### Record list
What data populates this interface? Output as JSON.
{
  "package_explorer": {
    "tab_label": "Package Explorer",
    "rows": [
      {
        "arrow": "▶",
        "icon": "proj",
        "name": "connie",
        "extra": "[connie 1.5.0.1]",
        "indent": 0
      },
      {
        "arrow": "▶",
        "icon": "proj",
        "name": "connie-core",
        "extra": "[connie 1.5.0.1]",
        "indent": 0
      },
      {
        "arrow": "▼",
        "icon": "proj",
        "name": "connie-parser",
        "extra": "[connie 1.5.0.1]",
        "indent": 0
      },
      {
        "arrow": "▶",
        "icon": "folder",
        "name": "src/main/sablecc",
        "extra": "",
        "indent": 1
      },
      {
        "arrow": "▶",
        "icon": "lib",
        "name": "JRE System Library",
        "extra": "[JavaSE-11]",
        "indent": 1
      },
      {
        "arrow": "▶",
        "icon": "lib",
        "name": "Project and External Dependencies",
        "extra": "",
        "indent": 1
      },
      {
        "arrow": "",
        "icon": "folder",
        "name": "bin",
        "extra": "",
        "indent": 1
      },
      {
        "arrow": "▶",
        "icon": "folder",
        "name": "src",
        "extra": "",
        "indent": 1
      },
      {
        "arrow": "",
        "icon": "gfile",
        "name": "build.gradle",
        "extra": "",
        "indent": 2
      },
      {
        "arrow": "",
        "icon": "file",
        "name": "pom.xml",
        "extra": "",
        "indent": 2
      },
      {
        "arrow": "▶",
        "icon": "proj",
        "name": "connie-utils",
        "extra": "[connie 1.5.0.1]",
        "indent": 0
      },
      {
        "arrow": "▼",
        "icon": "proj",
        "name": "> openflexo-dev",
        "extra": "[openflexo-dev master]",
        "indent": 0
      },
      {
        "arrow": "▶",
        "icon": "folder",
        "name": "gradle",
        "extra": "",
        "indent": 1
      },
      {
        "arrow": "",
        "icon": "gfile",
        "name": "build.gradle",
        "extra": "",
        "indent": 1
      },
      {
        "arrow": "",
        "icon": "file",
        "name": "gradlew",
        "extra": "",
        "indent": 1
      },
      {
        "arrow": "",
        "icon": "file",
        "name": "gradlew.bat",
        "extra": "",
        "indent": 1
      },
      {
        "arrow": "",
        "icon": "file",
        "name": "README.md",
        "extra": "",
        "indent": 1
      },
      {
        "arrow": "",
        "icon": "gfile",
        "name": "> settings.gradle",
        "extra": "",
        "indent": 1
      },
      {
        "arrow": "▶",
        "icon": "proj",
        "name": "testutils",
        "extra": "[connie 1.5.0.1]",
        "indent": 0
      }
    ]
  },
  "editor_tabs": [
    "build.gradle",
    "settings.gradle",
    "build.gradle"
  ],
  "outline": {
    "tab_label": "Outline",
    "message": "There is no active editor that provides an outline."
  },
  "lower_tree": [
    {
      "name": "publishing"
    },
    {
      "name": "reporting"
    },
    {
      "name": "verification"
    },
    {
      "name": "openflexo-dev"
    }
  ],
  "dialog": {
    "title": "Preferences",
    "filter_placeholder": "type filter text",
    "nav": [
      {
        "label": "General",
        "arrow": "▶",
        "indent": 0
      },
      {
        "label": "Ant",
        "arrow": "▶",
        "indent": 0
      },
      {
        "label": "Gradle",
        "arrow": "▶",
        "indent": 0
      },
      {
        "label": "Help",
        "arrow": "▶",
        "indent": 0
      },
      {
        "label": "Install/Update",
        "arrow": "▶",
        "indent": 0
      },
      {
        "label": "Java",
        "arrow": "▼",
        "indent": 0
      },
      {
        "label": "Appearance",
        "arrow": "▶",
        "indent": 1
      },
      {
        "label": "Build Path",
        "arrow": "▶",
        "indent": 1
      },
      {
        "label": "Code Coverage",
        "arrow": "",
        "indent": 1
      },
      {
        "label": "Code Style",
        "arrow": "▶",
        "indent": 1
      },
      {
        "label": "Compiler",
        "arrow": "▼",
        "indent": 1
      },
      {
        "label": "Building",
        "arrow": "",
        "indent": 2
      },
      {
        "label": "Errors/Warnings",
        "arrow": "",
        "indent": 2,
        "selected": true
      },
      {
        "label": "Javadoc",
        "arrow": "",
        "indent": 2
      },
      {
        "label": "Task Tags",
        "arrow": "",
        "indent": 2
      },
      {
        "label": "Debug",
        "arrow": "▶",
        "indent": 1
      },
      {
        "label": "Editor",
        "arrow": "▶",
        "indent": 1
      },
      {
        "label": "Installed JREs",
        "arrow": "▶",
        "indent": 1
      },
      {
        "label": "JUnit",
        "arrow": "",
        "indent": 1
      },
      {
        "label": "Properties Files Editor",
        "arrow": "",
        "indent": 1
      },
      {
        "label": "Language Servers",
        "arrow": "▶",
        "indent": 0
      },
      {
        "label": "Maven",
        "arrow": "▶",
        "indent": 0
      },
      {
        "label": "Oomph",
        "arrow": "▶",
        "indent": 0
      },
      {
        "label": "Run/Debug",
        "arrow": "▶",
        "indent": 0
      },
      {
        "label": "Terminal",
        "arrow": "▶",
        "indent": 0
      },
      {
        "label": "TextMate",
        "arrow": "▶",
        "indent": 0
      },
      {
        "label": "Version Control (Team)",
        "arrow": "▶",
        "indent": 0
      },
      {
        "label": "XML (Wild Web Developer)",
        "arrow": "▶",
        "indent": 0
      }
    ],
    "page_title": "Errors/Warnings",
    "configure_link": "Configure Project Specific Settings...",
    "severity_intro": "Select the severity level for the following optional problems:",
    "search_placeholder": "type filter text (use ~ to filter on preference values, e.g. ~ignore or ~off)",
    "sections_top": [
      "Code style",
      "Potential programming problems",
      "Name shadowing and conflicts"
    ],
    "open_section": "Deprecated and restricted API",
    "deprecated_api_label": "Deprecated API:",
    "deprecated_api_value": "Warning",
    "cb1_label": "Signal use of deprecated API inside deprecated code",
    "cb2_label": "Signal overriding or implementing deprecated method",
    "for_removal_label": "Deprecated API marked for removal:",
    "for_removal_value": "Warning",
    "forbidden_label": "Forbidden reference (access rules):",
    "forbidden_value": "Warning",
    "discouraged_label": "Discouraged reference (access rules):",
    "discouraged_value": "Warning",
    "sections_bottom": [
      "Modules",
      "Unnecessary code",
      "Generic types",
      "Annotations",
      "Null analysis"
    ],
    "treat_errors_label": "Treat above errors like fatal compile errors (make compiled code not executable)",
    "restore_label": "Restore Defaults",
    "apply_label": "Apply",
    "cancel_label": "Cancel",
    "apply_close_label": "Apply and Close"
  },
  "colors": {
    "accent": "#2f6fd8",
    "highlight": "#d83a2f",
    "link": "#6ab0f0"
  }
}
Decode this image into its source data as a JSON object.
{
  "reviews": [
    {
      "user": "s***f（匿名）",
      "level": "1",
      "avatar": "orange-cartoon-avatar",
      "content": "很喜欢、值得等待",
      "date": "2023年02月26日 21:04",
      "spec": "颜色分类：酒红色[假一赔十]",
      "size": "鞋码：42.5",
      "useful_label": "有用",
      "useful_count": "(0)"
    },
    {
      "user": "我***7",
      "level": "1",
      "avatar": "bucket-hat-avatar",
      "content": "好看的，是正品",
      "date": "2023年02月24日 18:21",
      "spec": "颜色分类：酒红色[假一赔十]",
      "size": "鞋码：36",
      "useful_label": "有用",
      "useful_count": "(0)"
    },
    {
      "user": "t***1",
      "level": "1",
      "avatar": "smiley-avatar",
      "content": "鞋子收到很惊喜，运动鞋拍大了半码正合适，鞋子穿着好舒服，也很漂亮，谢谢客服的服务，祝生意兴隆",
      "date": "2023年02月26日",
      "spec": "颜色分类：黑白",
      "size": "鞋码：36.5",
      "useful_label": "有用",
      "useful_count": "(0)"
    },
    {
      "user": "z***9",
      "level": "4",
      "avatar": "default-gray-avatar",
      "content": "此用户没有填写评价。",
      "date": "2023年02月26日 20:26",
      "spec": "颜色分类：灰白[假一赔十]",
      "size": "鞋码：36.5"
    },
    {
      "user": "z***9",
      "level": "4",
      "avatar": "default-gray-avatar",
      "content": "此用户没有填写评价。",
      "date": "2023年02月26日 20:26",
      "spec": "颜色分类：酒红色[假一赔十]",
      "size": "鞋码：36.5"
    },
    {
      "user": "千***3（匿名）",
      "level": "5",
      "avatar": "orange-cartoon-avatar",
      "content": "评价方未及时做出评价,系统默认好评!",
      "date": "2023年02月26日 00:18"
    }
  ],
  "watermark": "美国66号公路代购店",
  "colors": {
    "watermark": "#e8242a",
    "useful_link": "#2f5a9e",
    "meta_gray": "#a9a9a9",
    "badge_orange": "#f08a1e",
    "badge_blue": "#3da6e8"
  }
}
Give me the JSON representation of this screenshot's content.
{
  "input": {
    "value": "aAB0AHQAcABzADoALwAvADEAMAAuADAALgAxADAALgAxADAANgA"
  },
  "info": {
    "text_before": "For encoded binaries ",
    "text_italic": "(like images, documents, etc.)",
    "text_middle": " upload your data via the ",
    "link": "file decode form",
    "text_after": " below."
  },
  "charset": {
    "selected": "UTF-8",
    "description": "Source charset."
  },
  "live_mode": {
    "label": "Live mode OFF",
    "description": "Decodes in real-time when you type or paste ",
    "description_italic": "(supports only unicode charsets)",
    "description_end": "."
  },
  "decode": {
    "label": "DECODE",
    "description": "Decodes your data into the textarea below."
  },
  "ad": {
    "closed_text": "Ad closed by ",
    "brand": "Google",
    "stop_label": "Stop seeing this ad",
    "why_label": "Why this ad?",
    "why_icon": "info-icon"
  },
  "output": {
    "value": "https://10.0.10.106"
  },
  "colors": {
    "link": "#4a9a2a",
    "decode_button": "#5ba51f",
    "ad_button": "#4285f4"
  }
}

### Aim
Show every line from the entries above in which the word "your" appears.

### Exercise output
    "text_middle": " upload your data via the ",
    "description": "Decodes your data into the textarea below."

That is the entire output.